## WHAT YOU WILL DO
Return all lines where the word "성령으로" can be found.

═══ DATASET RECORDS ═══

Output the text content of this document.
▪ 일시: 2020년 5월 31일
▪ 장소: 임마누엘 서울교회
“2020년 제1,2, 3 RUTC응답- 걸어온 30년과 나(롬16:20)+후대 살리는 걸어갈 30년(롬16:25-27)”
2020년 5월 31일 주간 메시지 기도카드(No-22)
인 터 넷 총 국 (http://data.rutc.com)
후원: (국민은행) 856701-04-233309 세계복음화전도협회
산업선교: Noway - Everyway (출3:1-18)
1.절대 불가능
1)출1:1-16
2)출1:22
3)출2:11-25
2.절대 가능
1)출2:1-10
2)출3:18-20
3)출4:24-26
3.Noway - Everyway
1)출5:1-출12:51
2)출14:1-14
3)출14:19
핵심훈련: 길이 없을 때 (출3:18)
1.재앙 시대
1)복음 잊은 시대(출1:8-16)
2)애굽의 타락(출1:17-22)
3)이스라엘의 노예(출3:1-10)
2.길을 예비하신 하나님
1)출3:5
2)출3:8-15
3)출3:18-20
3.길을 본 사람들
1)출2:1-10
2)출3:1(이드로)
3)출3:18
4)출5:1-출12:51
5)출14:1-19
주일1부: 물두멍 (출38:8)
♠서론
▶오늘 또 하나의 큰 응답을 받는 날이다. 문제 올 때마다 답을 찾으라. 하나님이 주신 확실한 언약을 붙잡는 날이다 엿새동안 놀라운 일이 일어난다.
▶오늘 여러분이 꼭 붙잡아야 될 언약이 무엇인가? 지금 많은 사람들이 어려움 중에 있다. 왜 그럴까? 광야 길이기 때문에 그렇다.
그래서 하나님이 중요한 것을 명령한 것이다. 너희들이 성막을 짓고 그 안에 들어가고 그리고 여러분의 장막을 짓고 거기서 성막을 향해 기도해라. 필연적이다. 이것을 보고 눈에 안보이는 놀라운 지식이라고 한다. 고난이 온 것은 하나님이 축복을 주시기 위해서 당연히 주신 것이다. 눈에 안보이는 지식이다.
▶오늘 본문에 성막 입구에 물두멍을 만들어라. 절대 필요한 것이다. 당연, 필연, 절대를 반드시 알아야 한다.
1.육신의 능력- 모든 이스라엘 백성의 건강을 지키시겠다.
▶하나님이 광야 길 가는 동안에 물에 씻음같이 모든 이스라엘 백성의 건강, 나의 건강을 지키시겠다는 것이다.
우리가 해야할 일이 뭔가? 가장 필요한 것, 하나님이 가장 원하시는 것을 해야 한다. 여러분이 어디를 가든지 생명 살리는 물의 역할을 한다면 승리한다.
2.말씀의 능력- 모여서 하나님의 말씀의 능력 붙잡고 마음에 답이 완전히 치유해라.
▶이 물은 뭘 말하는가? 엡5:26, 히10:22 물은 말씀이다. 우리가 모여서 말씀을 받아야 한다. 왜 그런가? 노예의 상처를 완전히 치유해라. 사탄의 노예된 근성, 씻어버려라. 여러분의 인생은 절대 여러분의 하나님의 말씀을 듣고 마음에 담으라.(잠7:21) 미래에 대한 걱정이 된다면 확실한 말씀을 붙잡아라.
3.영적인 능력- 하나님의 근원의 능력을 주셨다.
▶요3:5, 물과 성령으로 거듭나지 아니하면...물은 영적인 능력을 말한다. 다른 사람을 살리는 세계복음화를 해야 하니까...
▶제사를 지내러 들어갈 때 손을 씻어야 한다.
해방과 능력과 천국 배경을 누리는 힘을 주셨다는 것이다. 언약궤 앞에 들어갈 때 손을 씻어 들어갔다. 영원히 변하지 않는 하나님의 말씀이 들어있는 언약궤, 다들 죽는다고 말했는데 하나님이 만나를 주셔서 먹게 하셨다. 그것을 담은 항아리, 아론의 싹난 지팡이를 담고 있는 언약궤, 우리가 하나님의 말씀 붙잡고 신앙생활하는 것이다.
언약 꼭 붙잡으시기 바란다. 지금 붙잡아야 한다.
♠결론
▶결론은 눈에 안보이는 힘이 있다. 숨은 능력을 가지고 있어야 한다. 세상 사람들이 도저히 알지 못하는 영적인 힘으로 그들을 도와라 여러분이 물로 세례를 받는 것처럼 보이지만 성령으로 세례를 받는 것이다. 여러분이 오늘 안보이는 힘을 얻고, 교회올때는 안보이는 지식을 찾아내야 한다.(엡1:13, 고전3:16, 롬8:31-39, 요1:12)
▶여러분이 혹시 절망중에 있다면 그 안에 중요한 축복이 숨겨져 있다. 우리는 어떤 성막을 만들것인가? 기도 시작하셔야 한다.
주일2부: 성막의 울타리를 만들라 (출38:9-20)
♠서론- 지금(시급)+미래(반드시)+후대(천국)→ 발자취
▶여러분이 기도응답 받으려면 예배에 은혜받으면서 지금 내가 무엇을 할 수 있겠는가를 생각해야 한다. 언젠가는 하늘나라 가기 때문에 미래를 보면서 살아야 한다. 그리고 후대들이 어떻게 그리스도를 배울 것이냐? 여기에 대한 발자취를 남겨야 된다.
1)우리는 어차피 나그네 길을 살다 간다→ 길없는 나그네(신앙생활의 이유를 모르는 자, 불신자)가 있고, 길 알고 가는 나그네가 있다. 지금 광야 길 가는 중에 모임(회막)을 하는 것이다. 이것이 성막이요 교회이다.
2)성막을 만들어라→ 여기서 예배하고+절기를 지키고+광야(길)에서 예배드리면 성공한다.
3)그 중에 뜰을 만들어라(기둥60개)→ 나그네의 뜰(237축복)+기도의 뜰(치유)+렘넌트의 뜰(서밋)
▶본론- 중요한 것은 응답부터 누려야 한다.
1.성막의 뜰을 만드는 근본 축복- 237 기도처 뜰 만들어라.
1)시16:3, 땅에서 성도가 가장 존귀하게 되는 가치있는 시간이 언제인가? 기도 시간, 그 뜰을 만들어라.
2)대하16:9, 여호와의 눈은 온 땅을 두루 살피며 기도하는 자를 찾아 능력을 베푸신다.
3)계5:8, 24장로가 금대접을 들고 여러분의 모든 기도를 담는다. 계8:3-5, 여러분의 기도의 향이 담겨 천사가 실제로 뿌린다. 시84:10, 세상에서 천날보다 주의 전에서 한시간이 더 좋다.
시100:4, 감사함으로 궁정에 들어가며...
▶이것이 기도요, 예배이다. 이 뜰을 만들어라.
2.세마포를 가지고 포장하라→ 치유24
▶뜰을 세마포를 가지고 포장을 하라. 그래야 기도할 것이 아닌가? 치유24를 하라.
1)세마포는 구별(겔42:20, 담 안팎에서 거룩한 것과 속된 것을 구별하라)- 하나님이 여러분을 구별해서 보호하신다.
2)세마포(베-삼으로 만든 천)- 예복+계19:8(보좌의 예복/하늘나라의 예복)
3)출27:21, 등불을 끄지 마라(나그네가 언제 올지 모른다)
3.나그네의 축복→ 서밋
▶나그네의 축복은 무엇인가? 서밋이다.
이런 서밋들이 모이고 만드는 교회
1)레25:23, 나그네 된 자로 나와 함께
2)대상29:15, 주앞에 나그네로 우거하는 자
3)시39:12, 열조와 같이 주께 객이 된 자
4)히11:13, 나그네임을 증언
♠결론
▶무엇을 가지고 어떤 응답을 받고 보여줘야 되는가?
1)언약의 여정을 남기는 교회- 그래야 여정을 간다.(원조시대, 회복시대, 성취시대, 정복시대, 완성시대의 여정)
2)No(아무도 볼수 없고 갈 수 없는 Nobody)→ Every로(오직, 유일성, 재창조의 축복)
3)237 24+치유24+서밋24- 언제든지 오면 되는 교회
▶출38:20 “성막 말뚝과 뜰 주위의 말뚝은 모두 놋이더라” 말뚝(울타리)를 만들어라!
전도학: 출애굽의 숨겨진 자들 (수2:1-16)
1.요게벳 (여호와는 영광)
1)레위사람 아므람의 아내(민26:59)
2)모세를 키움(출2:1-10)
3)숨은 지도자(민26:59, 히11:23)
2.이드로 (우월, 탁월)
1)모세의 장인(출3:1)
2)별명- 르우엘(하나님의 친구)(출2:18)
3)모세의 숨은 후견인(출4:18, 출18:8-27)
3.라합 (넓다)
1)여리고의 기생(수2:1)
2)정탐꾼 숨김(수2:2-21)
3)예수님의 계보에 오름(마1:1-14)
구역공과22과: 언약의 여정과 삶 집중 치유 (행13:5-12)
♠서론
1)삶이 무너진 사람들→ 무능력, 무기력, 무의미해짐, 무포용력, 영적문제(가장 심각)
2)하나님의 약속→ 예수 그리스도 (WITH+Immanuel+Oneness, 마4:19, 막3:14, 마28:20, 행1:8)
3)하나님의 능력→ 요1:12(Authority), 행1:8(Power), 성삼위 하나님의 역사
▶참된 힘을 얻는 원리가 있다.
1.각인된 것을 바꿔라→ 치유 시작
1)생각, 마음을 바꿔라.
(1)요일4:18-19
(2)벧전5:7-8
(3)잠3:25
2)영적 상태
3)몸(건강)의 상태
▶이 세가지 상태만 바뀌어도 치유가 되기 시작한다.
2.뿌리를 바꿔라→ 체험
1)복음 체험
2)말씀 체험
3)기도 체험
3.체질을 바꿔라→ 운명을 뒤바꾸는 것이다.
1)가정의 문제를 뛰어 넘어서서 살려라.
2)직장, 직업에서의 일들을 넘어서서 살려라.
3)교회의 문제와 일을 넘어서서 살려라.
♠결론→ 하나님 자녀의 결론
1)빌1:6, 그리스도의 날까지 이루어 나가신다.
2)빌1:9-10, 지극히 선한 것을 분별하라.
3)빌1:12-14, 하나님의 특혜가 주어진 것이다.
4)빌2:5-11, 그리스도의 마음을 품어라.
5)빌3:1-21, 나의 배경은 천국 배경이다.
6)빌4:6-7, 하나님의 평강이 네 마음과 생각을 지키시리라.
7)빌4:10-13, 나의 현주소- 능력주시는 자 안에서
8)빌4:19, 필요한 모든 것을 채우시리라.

═══

## RESPONSE
▶요3:5, 물과 성령으로 거듭나지 아니하면...물은 영적인 능력을 말한다. 다른 사람을 살리는 세계복음화를 해야 하니까...
▶결론은 눈에 안보이는 힘이 있다. 숨은 능력을 가지고 있어야 한다. 세상 사람들이 도저히 알지 못하는 영적인 힘으로 그들을 도와라 여러분이 물로 세례를 받는 것처럼 보이지만 성령으로 세례를 받는 것이다. 여러분이 오늘 안보이는 힘을 얻고, 교회올때는 안보이는 지식을 찾아내야 한다.(엡1:13, 고전3:16, 롬8:31-39, 요1:12)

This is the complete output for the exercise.